Records from a data collection:
________________________
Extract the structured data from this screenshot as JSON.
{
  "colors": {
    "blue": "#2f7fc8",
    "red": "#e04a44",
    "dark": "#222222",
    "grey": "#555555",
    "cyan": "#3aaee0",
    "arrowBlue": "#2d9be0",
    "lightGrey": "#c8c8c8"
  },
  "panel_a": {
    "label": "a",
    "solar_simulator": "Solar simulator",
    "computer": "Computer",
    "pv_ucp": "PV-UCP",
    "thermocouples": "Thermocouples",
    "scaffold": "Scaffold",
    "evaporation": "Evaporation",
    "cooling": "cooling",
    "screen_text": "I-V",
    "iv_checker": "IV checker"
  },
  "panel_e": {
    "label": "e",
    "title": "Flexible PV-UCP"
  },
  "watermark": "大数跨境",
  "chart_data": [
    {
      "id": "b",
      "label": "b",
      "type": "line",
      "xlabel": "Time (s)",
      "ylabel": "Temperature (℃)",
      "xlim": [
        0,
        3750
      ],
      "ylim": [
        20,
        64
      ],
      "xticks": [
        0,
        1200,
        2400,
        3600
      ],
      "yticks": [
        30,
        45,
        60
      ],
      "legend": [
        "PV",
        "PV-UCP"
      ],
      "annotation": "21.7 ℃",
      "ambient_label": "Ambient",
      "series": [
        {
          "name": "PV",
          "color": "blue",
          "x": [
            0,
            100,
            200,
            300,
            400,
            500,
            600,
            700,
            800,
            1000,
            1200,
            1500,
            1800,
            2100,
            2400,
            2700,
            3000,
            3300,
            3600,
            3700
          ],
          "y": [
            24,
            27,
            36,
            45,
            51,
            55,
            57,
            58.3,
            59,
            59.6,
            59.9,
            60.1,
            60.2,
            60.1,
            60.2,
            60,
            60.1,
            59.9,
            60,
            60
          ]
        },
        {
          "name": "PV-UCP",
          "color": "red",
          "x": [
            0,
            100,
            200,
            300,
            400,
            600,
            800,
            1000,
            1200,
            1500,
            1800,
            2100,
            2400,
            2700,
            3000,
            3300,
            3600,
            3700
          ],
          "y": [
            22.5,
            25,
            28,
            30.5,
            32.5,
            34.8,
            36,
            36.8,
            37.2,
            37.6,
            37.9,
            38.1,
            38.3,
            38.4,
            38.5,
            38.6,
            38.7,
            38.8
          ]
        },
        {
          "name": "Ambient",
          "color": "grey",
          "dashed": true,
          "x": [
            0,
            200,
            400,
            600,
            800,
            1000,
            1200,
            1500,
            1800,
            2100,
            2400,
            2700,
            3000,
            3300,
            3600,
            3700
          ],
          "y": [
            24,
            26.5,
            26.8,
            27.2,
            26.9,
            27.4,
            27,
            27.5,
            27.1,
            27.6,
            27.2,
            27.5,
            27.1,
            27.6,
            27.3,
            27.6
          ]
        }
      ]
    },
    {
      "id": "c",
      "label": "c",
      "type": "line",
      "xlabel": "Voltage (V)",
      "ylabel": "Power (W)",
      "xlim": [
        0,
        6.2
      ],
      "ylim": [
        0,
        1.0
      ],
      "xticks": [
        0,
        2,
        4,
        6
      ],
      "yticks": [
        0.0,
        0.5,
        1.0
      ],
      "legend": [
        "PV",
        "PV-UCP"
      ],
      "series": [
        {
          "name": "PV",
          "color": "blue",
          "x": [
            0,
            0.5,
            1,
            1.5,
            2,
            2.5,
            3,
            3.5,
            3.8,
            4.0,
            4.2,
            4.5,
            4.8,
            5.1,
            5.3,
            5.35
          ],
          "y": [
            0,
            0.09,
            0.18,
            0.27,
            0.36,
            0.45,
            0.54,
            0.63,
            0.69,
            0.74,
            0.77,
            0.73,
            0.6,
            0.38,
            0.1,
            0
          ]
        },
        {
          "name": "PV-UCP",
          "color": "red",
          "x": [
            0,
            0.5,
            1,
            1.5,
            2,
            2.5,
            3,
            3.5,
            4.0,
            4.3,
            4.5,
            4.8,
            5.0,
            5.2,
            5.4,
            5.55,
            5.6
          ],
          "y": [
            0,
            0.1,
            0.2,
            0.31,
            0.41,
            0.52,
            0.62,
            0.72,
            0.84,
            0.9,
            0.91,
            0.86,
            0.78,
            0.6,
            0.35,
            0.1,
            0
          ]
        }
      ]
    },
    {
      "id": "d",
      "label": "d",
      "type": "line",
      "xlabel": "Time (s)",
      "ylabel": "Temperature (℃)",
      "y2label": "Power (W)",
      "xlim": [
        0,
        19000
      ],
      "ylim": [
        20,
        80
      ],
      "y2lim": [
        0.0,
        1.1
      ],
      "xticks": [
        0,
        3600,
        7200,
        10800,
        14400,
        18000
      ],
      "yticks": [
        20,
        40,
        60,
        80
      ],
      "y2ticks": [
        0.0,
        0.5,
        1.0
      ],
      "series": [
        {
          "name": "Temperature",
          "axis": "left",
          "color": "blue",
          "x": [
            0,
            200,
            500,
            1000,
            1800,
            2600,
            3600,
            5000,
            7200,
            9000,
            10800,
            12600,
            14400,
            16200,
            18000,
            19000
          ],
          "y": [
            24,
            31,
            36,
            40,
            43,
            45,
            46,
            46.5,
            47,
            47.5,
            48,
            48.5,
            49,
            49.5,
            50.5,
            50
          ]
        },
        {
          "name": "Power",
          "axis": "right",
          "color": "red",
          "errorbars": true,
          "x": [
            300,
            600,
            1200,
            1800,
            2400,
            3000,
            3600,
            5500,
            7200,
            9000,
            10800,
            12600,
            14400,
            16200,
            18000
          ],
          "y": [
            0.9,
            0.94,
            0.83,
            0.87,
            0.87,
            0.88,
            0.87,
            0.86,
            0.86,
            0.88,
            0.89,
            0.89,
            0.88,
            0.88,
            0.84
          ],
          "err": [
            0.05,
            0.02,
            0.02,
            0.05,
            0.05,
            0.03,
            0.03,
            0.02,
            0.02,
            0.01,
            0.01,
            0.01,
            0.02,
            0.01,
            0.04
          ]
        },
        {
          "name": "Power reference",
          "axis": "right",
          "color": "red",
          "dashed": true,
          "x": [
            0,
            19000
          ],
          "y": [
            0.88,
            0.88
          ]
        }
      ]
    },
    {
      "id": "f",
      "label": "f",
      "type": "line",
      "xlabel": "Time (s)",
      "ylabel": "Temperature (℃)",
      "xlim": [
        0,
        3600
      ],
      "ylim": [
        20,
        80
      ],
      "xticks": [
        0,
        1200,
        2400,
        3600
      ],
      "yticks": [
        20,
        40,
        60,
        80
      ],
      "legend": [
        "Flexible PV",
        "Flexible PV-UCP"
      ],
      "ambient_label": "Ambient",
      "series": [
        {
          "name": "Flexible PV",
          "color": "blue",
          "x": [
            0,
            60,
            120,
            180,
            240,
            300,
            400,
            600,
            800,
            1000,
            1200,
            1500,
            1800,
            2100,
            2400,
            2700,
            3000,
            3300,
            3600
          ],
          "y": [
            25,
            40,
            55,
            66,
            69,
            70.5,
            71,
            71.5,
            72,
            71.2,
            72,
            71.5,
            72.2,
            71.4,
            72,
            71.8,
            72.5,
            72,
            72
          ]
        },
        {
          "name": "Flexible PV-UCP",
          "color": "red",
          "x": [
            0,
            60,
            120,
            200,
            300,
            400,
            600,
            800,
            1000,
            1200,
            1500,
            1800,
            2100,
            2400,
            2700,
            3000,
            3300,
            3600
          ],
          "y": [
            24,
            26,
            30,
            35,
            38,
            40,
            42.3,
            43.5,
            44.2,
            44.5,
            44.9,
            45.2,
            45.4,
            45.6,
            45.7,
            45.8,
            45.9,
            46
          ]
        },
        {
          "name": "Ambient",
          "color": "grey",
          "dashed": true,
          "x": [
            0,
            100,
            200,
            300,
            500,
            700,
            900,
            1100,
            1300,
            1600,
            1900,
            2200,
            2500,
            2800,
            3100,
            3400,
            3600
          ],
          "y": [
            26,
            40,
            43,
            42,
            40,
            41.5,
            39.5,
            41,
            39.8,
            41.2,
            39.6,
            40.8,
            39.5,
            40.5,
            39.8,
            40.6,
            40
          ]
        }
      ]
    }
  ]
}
________________________
#### Aim:
Using the listing above, return all lines where the word "Flexible" occurs.

#### Solution below:
    "title": "Flexible PV-UCP"
        "Flexible PV",
        "Flexible PV-UCP"
          "name": "Flexible PV",
          "name": "Flexible PV-UCP",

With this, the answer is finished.